• [WHAT IS EXPECTED]: Check each line of the listing for the word "quasi" and report how many lines contain it, giving nothing but the number.

Recorded data
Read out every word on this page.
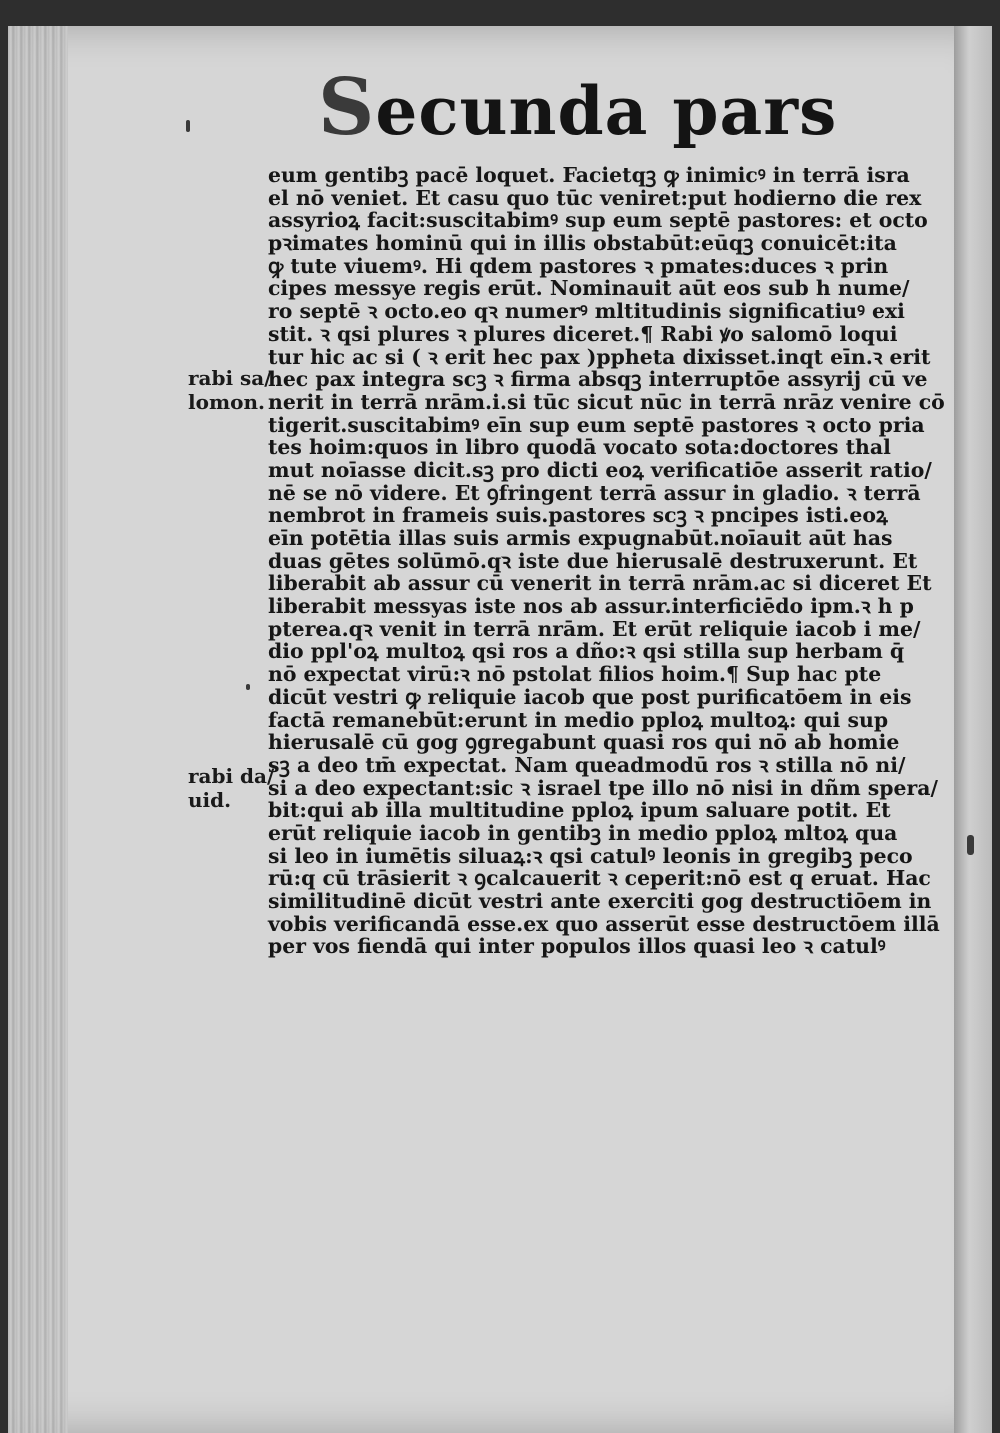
Secunda pars
eum gentibꝫ pacē loquet. Facietqꝫ ꝙ inimicꝰ in terrā isra
el nō veniet. Et casu quo tūc veniret:put hodierno die rex
assyrioꝝ facit:suscitabimꝰ sup eum septē pastores: et octo
pꝛimates hominū qui in illis obstabūt:eūqꝫ conuicēt:ita
ꝙ tute viuemꝰ. Hi qdem pastores ꝛ pmates:duces ꝛ prin
cipes messye regis erūt. Nominauit aūt eos sub h nume/
ro septē ꝛ octo.eo qꝛ numerꝰ mltitudinis significatiuꝰ exi
stit. ꝛ qsi plures ꝛ plures diceret.¶ Rabi ꝟo salomō loqui
tur hic ac si ( ꝛ erit hec pax )ppheta dixisset.inqt eīn.ꝛ erit
hec pax integra scꝫ ꝛ firma absqꝫ interruptōe assyrij cū ve
nerit in terrā nrām.i.si tūc sicut nūc in terrā nrāz venire cō
tigerit.suscitabimꝰ eīn sup eum septē pastores ꝛ octo pria
tes hoim:quos in libro quodā vocato sota:doctores thal
mut noīasse dicit.sꝫ pro dicti eoꝝ verificatiōe asserit ratio/
nē se nō videre. Et ꝯfringent terrā assur in gladio. ꝛ terrā
nembrot in frameis suis.pastores scꝫ ꝛ pncipes isti.eoꝝ
eīn potētia illas suis armis expugnabūt.noīauit aūt has
duas gētes solūmō.qꝛ iste due hierusalē destruxerunt. Et
liberabit ab assur cū venerit in terrā nrām.ac si diceret Et
liberabit messyas iste nos ab assur.interficiēdo ipm.ꝛ h p
pterea.qꝛ venit in terrā nrām. Et erūt reliquie iacob i me/
dio ppl'oꝝ multoꝝ qsi ros a dño:ꝛ qsi stilla sup herbam q̄
nō expectat virū:ꝛ nō pstolat filios hoim.¶ Sup hac pte
dicūt vestri ꝙ reliquie iacob que post purificatōem in eis
factā remanebūt:erunt in medio pploꝝ multoꝝ: qui sup
hierusalē cū gog ꝯgregabunt quasi ros qui nō ab homie
sꝫ a deo tm̄ expectat. Nam queadmodū ros ꝛ stilla nō ni/
si a deo expectant:sic ꝛ israel tpe illo nō nisi in dñm spera/
bit:qui ab illa multitudine pploꝝ ipum saluare potit. Et
erūt reliquie iacob in gentibꝫ in medio pploꝝ mltoꝝ qua
si leo in iumētis siluaꝝ:ꝛ qsi catulꝰ leonis in gregibꝫ peco
rū:q cū trāsierit ꝛ ꝯcalcauerit ꝛ ceperit:nō est q eruat. Hac
similitudinē dicūt vestri ante exerciti gog destructiōem in
vobis verificandā esse.ex quo asserūt esse destructōem illā
per vos fiendā qui inter populos illos quasi leo ꝛ catulꝰ
rabi sa/
lomon.
rabi da/
uid.
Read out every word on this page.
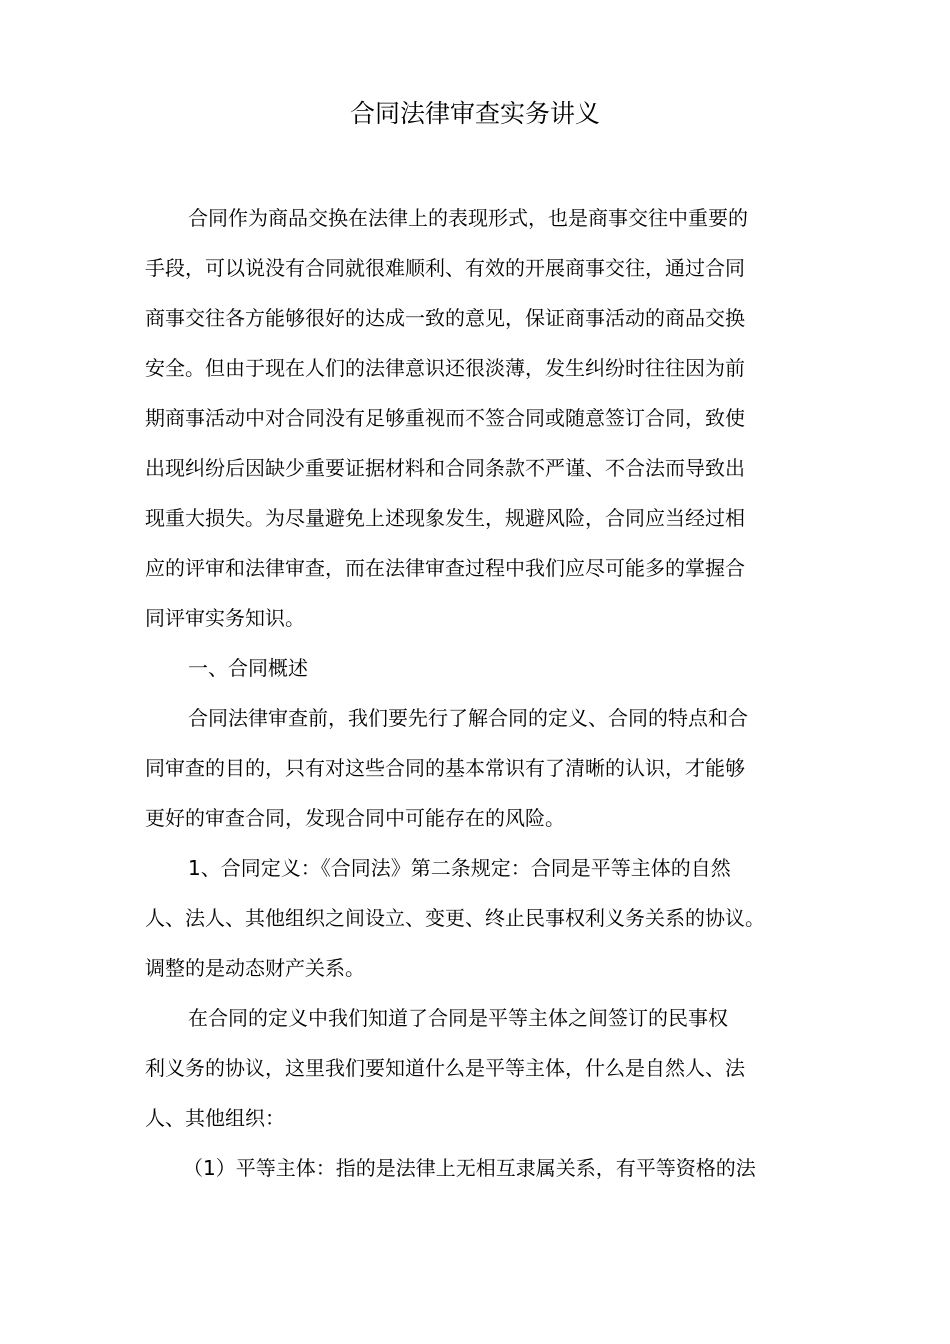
合同法律审查实务讲义

合同作为商品交换在法律上的表现形式，也是商事交往中重要的

手段，可以说没有合同就很难顺利、有效的开展商事交往，通过合同

商事交往各方能够很好的达成一致的意见，保证商事活动的商品交换

安全。但由于现在人们的法律意识还很淡薄，发生纠纷时往往因为前

期商事活动中对合同没有足够重视而不签合同或随意签订合同，致使

出现纠纷后因缺少重要证据材料和合同条款不严谨、不合法而导致出

现重大损失。为尽量避免上述现象发生，规避风险，合同应当经过相

应的评审和法律审查，而在法律审查过程中我们应尽可能多的掌握合

同评审实务知识。

一、合同概述

合同法律审查前，我们要先行了解合同的定义、合同的特点和合

同审查的目的，只有对这些合同的基本常识有了清晰的认识，才能够

更好的审查合同，发现合同中可能存在的风险。

1、合同定义：《合同法》第二条规定：合同是平等主体的自然

人、法人、其他组织之间设立、变更、终止民事权利义务关系的协议。

调整的是动态财产关系。

在合同的定义中我们知道了合同是平等主体之间签订的民事权

利义务的协议，这里我们要知道什么是平等主体，什么是自然人、法

人、其他组织：

（1）平等主体：指的是法律上无相互隶属关系，有平等资格的法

• [TASK SOLUTION]: 2